GIVEN PROBLEM: Pick up the forum thread below on chaining hash functions right after its last sentence and keep writing it.

QUOTED TEXT:
········

Are hash functions "strongest link"?

Question

It seems to me that if you were to use multiple hash functions, the "strongest link" would hold up the others. For example:

HelloWorld

--- md5 -->

68e109f0f40ca72a15e05cc22786f8e6

--- sha256 -->

bdbf17386fbfd51980abdf024e236f5b4d9c2431b3102c0358db4afe2f188db6

MD5 is considered insecure, but since they still have to break the SHA256, the strongest of every hash function you chain together should retain all of it's security, right?

(This is assuming the hashtext is long and complex, salts, etc. I'm talking strictly about an algorithm being broken, not brute force.)

score 5 · Answer 1 · edited Jun 16 '20 at 09:49

5

Update:
After consulting with Thomas Pornin, I'm chainging my answer to "there's no good way to do this". See the comments for this answer for details.

Also see: On the Strength of the Concatenated Hash Combiner when All the Hash Functions are Weak.

Instead of hashing the output of the previous hash, you hash that output in addition to whatever you were hashing before:

So SHA256( MD5(message) ) gives you the worst of both worlds in certain attacks.
But SHA256(message + MD5(message) ) gives you the best of both worlds, since both hashes need to be broken independently.

Note for many usage cases, your message should include salt.

edited Jun 16 '20 at 09:49

Community

1

answered Sep 01 '13 at 00:25

tylerl

82,225
25
148
226

2

This does not hold. `SHA-256(message + MD5(message))` will be no more resistant to preimages than SHA-256 alone. In general, there is no known construction over two hash functions which will be "as secure" as the strongest of the two for all possible attacks. You have to take into account the context: whether you want to defeat collisions, preimages, second preimages... or even if you aim for a "random oracle". – Thomas Pornin Sep 03 '13 at 15:16
@ThomasPornin I was thinking more along the lines of *resistent to as-yet-unknown attacks on theoretically secure hashes*. The goal as far as I could tell is security that is this: you have hashes *x()* and *y()*. You don't know which one will be broken first, but you want your hash to be as strong as whichever proves to be the strongest (though no stronger). So instead of chaining as *x(y(key))* you chain as *x(key+y(key))*. Is that not right? – tylerl Sep 03 '13 at 18:53
If a yet-to-discover attack on _x()_ allows for breaking preimage resistance, then observing _x(key+y(key))_ yields _key_ (and _y(key)_ also), regardless of how strong _y()_ may be. In that sense, you do not get as much security as the stronger of the two. – Thomas Pornin Sep 03 '13 at 18:56
@ThomasPornin So then something like splitting the key in half and using half with each hash? Sounds silly, but still. TBH, my mind jumped straight to: *let's just use a one-way key-derivation function to generate another unique key that will then be hashed*... until I realized this was getting absurd. – tylerl Sep 03 '13 at 19:06
The problem of combining two hash functions into another which is as strong as the stronger of the two, _for all usages_, is not a new problem. To my knowledge, no good solution was found yet, although bad solutions were found (lookup "iterated and concatenated hash functions" for details). I doubt we would come up with something better within a few comments. – Thomas Pornin Sep 03 '13 at 19:29
Bitcoin "addresses" (a hash of a public key) uses SHA256( RIPEMD160(message)). Since that construct is not SHA256(message + RIPEMD160(message))) then is it safe to assume that `message` is secure from first, second preimage attacks, and other issues you describe, @ThomasPornin ?(TIA) – makerofthings7 Sep 03 '13 at 23:28
@makerofthings7 The way I understand it, that construct protects the message from vulnerabilities in `SHA256` but not in `RIPEMD160`. Conversely, duplicating the message as describe protects you from `RIPEMD160`, but *not* from `SHA256`. Choose your poison, apparently. – tylerl Sep 04 '13 at 01:28
1

`h(g(m))` for hash functions _g_ and _h_ is no more secure than _g_ alone against collisions and second preimages; it is as secure as the stronger of the two against preimages; its "randomness" (as in "random oracle") will be bounded by the output size of _g_. – Thomas Pornin Sep 04 '13 at 10:33

score 3 · Answer 2 · answered Aug 31 '13 at 02:00

No. Let's imagine we have c compute cycles available to hash each password and s is our unit of strength of our hashing algorithms per compute cycle used (the effort it would take to match its output with some precomputed table, in relation to the effort we put into hashing it). Now let's for our example combine different strength hashing algorithms, and for the sake of simplicity pretend they all take c/n compute cycles, where n is the number of different hashing algorithms. Now let's assume we use n=2 where h₁ has a strength s4, and h₂=s2 (hashing algorithm 2 has a strength of 2).

········

ROWS:
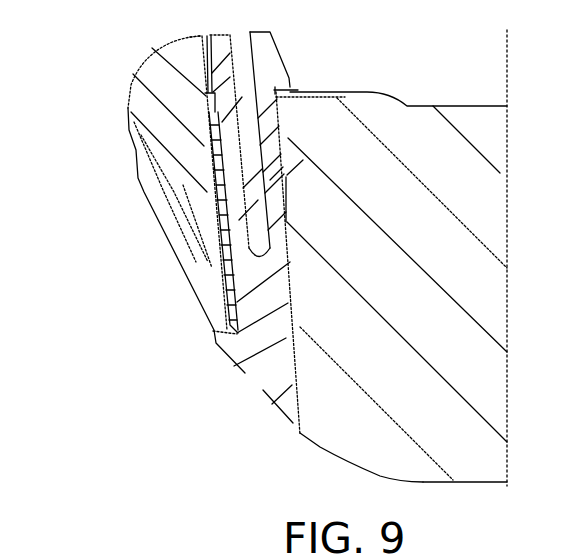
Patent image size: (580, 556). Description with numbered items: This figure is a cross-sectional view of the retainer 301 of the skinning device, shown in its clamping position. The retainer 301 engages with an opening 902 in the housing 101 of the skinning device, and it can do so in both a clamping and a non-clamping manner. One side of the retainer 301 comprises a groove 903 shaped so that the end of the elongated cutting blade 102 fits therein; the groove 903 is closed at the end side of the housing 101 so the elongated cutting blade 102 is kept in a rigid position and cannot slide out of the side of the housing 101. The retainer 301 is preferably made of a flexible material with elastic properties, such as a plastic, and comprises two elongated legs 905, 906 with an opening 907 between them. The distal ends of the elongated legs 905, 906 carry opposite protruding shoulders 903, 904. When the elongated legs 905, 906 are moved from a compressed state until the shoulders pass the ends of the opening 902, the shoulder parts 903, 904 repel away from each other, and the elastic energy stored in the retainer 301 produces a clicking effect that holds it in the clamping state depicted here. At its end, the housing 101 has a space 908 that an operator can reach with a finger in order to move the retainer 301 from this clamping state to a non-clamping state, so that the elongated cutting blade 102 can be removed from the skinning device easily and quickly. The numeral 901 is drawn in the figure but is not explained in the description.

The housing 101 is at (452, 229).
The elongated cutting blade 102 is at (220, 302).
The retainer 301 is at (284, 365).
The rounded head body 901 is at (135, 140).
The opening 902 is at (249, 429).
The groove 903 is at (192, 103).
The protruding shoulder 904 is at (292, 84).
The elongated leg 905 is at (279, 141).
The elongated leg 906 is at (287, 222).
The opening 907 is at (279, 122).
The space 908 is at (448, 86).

········

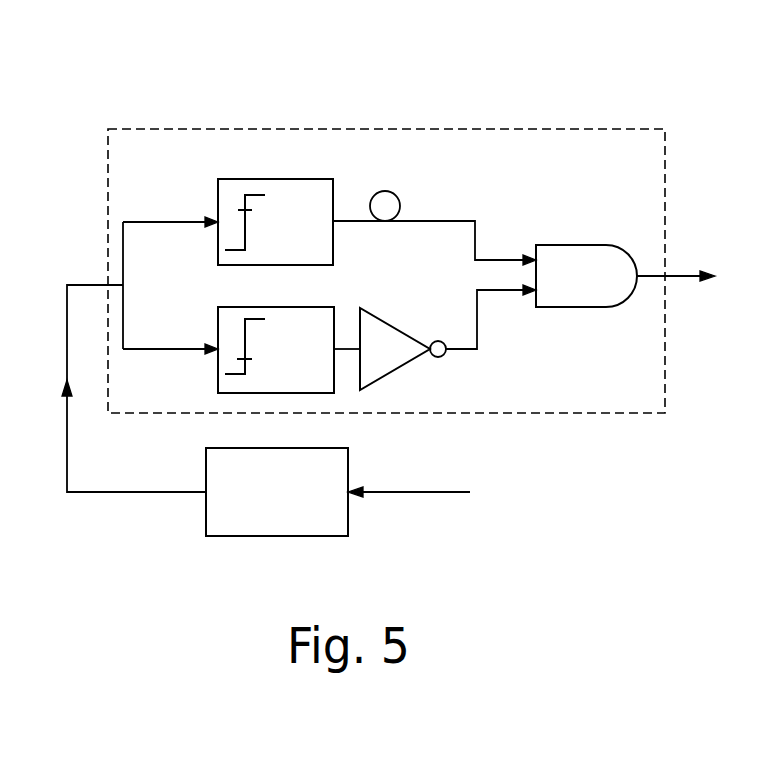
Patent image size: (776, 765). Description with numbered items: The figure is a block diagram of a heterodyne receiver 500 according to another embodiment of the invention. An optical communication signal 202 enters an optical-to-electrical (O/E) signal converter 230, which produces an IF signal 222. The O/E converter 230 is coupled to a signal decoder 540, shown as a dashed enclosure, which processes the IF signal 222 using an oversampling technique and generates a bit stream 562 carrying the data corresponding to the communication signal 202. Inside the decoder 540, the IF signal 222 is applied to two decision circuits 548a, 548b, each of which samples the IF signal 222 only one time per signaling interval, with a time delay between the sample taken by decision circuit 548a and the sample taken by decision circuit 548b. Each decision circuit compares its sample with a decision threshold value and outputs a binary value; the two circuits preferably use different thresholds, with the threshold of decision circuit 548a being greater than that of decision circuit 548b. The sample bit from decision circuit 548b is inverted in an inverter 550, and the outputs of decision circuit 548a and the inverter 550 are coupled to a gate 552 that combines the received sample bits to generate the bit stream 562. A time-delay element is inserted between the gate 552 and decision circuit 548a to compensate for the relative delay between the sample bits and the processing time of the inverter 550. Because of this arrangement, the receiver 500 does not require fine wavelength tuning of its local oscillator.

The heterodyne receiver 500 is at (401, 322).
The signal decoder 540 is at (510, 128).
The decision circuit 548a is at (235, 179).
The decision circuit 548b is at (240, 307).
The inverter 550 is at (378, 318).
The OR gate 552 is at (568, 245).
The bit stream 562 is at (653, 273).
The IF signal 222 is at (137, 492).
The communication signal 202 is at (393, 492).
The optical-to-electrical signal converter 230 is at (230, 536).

········

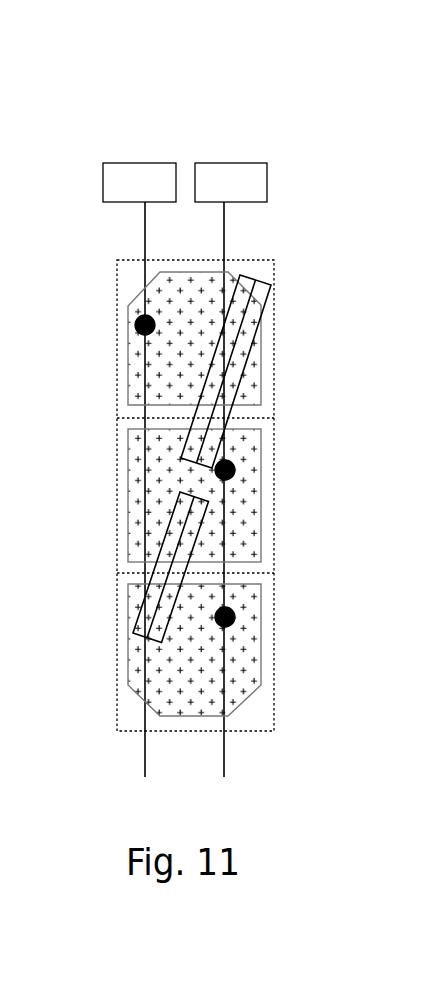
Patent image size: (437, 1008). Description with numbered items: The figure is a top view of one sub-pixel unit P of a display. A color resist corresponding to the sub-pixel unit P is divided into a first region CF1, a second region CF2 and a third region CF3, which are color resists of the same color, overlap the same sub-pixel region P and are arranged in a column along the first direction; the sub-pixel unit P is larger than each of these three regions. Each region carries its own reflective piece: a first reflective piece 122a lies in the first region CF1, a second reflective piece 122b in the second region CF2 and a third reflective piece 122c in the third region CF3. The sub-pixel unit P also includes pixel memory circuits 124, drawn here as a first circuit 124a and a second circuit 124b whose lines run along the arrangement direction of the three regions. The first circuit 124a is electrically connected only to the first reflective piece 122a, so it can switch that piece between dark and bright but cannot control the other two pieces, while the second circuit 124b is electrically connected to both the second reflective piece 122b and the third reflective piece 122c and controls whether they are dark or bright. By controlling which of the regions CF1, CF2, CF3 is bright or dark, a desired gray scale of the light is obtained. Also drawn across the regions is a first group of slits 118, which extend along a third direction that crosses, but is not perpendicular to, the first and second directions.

········

ANSWER BELOW:
Our formula to calculate the strength will be s_x = (h₁ + h₂ + ... + h_n) / n. In the example where we combined two hash functions of various strengths (4 and 2, respectively), we end up with s_mix = (4 + 2) / 2 = 3, and if you used the strongest hashing algorithm with double the number of iterations (using up all the compute cycles available, same as with our first example), you'd end up with s_best = (4 + 4) / 2 = 4.

score 3 · Answer 3 · answered Aug 31 '13 at 22:20

No. The combined hash will be at least as weak as the first hash (MD5 in your example) against collision and second preimage attacks. That is, we know how to generate message pairs such that MD5(message1) = MD5(message2), therefore we also know how to generate message pairs such that SHA256(MD5(message1)) = SHA256(MD5(message2)). Similarly, if we found a way, given message1, to find a second preimage message2 such that MD5(message1) = MD5(message2), we'd also trivially have a second preimage attack against SHA256(MD5()).

More subtly, the entropy of the final hash value is limited by the shortest hash. In the case of SHA256(MD5()), it'll have a 256-bit hash value with an entropy of at most 128 bits.

These issues may or may not be significant problems in any given application, but they're certainly not good things. And I'm not going to promise they're the only problems with this construction.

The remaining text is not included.